- [Your goal]:
Count every line that has the word "Pixel" in it; give no more than the number.

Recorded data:
------------------------------------------------

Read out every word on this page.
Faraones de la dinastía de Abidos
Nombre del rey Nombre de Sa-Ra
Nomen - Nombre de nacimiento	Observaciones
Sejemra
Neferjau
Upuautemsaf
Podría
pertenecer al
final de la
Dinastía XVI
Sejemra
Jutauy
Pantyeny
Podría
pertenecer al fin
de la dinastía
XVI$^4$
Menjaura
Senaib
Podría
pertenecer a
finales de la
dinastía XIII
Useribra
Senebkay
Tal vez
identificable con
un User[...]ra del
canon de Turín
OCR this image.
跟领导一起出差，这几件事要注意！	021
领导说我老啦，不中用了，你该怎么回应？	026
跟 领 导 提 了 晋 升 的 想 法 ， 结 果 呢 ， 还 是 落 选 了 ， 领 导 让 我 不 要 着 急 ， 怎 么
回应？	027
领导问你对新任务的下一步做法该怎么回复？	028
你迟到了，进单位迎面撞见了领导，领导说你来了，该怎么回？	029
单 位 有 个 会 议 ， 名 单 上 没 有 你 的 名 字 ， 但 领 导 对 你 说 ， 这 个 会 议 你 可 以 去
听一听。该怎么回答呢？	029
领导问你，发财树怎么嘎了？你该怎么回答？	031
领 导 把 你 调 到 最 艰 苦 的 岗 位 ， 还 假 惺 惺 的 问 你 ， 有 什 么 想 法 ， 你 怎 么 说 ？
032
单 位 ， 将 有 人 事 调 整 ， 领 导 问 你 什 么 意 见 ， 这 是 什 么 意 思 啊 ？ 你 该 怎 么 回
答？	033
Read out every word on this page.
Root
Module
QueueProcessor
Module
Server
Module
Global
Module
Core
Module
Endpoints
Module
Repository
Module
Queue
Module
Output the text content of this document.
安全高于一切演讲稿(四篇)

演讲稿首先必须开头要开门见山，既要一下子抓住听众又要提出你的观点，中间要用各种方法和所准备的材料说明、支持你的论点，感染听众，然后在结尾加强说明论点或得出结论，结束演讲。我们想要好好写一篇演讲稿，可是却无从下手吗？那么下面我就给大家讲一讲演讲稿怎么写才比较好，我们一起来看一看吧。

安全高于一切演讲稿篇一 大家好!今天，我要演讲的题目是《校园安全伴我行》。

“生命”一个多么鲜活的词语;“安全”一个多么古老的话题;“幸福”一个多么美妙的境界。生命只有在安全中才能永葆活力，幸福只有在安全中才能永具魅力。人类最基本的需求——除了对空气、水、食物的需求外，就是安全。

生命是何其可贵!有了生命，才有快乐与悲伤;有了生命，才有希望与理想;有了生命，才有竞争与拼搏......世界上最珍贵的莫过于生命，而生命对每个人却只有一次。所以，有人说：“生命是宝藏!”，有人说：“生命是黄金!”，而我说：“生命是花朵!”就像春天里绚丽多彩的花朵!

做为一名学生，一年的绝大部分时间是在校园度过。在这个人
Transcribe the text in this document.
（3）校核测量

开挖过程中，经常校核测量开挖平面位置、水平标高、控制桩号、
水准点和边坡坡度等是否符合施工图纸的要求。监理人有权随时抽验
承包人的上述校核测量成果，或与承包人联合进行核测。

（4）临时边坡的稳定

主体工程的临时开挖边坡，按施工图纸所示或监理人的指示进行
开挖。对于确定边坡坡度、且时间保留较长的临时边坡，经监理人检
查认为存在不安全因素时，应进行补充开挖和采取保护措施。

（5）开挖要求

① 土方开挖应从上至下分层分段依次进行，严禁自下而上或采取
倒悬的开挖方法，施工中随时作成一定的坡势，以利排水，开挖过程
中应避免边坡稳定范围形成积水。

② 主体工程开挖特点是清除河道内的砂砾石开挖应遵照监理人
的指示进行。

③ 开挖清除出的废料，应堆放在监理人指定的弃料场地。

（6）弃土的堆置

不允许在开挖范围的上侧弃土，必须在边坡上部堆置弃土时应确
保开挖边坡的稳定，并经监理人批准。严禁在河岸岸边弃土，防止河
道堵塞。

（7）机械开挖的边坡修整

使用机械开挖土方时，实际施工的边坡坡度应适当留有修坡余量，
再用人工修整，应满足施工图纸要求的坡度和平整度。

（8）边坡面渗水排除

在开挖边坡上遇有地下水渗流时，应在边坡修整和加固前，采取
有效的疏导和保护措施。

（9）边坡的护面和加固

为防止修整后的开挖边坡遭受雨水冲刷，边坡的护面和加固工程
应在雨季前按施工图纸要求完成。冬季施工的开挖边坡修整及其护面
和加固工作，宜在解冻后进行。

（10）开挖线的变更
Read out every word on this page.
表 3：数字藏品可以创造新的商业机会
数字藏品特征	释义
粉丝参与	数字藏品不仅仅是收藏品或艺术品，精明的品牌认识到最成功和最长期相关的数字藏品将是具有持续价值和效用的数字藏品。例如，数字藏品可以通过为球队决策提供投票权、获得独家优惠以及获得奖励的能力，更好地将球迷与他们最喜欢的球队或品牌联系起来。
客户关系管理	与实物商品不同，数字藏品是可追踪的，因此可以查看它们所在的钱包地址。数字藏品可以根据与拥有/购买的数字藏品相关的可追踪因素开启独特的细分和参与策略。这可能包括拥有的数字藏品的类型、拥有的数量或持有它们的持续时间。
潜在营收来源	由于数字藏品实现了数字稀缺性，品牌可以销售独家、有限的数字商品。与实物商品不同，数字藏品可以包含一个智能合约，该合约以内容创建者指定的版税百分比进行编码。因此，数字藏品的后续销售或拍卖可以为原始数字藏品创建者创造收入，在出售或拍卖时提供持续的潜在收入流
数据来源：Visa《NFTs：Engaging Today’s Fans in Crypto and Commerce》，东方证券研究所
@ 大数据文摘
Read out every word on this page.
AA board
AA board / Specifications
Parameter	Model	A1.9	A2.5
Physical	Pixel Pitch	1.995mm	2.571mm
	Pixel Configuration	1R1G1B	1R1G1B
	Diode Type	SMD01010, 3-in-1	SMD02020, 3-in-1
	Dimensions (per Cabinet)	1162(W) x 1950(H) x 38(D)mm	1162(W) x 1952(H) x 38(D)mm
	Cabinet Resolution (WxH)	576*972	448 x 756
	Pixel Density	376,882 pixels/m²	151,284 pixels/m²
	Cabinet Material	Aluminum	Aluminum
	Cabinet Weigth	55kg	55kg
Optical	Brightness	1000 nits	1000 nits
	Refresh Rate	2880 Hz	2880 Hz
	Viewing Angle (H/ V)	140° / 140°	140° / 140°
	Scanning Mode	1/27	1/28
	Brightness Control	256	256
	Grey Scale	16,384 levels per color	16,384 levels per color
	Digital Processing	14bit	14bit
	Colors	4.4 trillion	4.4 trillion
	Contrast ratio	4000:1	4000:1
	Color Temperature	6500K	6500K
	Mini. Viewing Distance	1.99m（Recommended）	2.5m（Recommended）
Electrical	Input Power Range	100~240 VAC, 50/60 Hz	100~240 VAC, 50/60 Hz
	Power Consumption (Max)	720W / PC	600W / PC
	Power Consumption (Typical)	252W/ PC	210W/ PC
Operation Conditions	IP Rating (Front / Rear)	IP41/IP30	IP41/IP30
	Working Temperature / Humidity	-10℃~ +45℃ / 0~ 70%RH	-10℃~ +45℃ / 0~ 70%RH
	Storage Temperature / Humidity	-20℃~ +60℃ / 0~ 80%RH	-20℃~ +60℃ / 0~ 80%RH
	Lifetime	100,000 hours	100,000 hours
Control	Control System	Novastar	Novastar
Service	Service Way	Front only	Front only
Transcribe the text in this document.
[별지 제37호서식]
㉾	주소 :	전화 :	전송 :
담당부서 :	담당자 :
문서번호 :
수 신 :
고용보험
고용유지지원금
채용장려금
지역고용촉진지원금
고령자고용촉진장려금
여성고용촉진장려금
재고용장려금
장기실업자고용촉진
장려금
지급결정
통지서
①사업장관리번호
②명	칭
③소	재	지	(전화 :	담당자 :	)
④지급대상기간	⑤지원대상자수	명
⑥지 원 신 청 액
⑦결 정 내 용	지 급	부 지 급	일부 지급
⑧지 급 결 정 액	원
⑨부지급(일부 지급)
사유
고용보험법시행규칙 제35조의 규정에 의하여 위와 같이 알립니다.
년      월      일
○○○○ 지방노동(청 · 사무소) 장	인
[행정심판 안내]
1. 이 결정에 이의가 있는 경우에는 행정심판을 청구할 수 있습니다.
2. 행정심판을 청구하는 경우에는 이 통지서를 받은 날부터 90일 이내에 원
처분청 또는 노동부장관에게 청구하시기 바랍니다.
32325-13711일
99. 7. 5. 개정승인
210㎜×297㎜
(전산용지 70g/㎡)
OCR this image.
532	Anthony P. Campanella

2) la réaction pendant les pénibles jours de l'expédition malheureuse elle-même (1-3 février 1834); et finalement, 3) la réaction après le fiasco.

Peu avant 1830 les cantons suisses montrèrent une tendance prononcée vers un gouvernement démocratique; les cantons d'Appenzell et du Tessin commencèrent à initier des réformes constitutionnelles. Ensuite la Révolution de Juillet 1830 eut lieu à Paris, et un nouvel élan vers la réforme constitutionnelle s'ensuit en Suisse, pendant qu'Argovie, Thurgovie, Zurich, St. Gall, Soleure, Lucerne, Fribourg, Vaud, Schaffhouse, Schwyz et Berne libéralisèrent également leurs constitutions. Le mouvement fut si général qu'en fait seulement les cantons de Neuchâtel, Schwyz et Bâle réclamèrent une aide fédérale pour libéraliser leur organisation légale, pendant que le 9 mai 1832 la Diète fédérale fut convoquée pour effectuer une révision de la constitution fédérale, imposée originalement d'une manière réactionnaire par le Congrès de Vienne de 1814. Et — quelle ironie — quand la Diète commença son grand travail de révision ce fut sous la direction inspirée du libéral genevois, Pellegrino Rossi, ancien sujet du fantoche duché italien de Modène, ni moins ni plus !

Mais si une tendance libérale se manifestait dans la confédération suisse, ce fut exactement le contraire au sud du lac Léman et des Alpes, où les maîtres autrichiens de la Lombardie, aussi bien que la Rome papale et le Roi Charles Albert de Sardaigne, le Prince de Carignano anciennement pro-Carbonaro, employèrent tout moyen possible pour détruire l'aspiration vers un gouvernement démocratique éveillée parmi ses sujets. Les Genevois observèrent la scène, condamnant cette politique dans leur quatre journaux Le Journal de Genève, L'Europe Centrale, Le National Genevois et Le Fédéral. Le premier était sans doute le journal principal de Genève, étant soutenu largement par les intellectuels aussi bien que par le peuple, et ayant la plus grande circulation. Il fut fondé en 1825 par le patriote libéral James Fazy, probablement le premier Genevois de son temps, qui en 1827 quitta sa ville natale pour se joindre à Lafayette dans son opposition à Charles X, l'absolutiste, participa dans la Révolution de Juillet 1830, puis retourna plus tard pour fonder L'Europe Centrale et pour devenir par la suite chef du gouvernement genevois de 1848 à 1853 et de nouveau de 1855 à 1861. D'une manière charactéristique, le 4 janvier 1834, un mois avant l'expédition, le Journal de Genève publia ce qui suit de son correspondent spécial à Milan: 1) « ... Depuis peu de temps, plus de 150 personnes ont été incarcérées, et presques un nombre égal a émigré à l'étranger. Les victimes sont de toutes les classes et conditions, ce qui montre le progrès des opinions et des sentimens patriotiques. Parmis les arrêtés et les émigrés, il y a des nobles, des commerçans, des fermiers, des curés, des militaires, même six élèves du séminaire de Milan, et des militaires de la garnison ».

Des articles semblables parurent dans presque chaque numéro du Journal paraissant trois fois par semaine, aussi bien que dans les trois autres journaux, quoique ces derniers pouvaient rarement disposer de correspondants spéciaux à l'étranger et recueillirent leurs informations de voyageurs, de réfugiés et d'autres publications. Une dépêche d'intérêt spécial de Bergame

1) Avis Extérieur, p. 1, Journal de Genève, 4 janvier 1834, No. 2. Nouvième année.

------------------------------------------------

- [Solution to the exercise]:
3